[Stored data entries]
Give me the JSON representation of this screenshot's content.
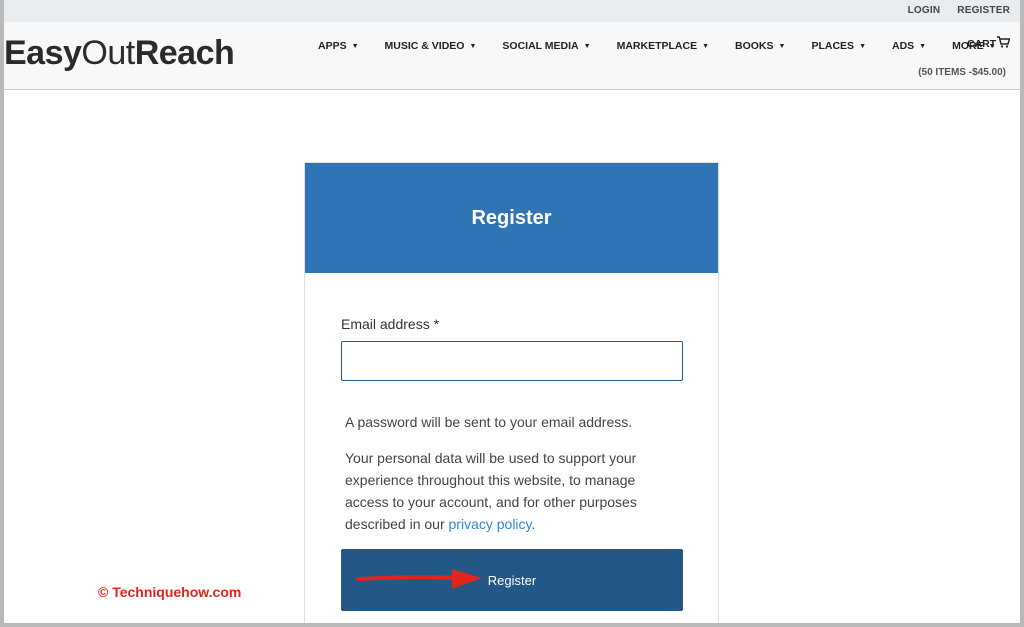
{
  "topbar": {
    "login": "LOGIN",
    "register": "REGISTER"
  },
  "header": {
    "logo_easy": "Easy",
    "logo_out": "Out",
    "logo_reach": "Reach",
    "nav": [
      {
        "label": "APPS"
      },
      {
        "label": "MUSIC & VIDEO"
      },
      {
        "label": "SOCIAL MEDIA"
      },
      {
        "label": "MARKETPLACE"
      },
      {
        "label": "BOOKS"
      },
      {
        "label": "PLACES"
      },
      {
        "label": "ADS"
      },
      {
        "label": "MORE"
      }
    ],
    "cart_label": "CART",
    "cart_summary": "(50 ITEMS -$45.00)"
  },
  "card": {
    "title": "Register",
    "email_label": "Email address *",
    "email_value": "",
    "password_note": "A password will be sent to your email address.",
    "privacy_text": "Your personal data will be used to support your experience throughout this website, to manage access to your account, and for other purposes described in our ",
    "privacy_link": "privacy policy",
    "privacy_end": ".",
    "submit_label": "Register"
  },
  "watermark": "© Techniquehow.com",
  "colors": {
    "primary": "#2f74b5",
    "button": "#235785",
    "link": "#2f86d6",
    "annotation": "#e0261c"
  }
}
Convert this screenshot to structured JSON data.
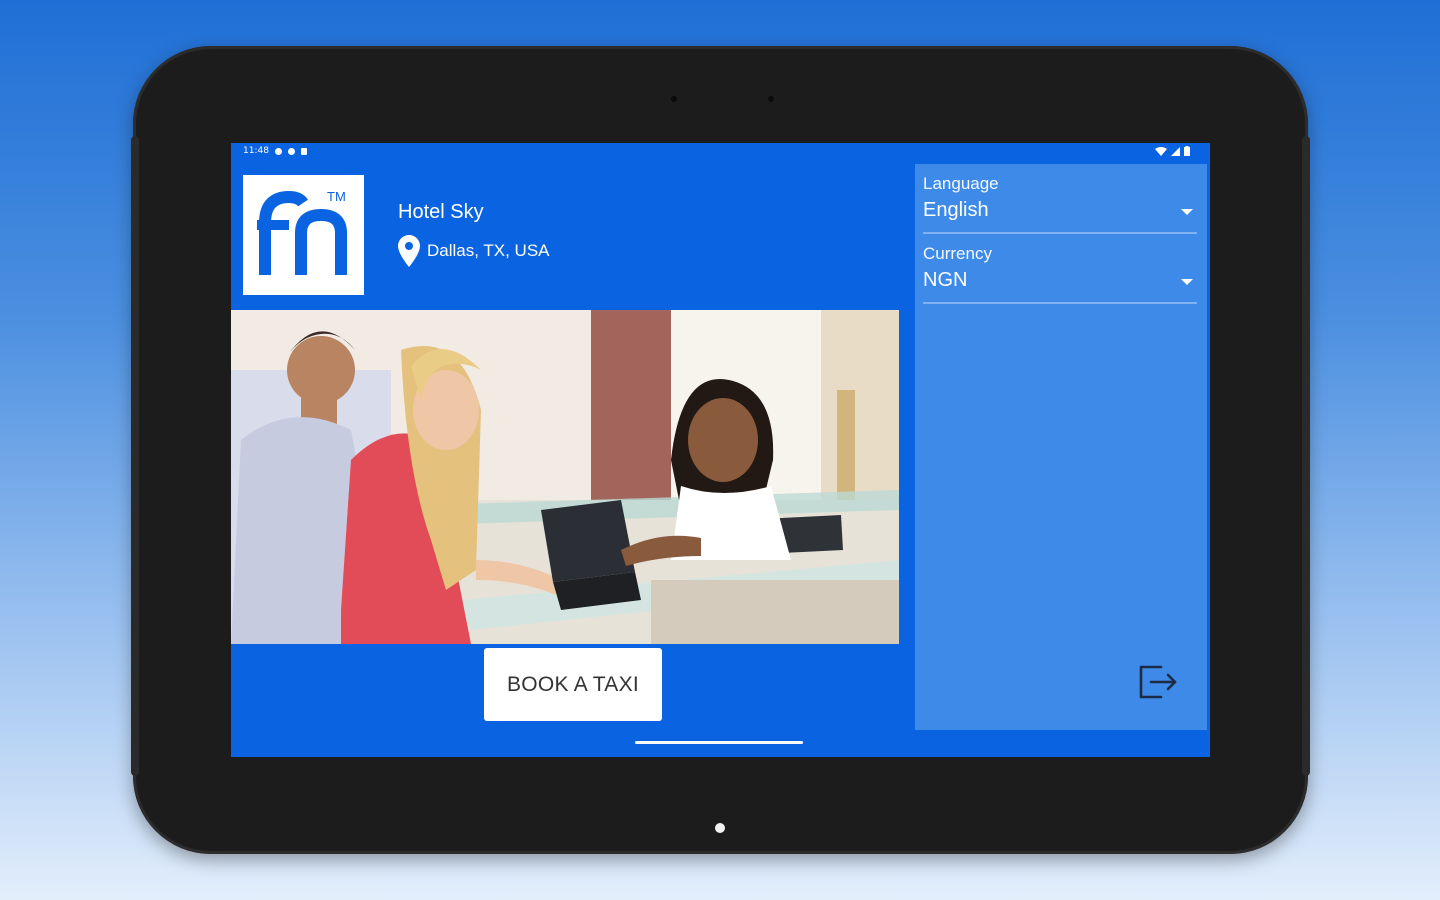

- **GOAL**: Omit the pictures. Output every record above word for word.

- **ANSWER TO THIS PROBLEM**:
Give me the JSON representation of this screenshot's content.
{
  "topbar": {
    "login": "LOGIN",
    "register": "REGISTER"
  },
  "header": {
    "logo_easy": "Easy",
    "logo_out": "Out",
    "logo_reach": "Reach",
    "nav": [
      {
        "label": "APPS"
      },
      {
        "label": "MUSIC & VIDEO"
      },
      {
        "label": "SOCIAL MEDIA"
      },
      {
        "label": "MARKETPLACE"
      },
      {
        "label": "BOOKS"
      },
      {
        "label": "PLACES"
      },
      {
        "label": "ADS"
      },
      {
        "label": "MORE"
      }
    ],
    "cart_label": "CART",
    "cart_summary": "(50 ITEMS -$45.00)"
  },
  "card": {
    "title": "Register",
    "email_label": "Email address *",
    "email_value": "",
    "password_note": "A password will be sent to your email address.",
    "privacy_text": "Your personal data will be used to support your experience throughout this website, to manage access to your account, and for other purposes described in our ",
    "privacy_link": "privacy policy",
    "privacy_end": ".",
    "submit_label": "Register"
  },
  "watermark": "© Techniquehow.com",
  "colors": {
    "primary": "#2f74b5",
    "button": "#235785",
    "link": "#2f86d6",
    "annotation": "#e0261c"
  }
}
Convert this screenshot to structured JSON data.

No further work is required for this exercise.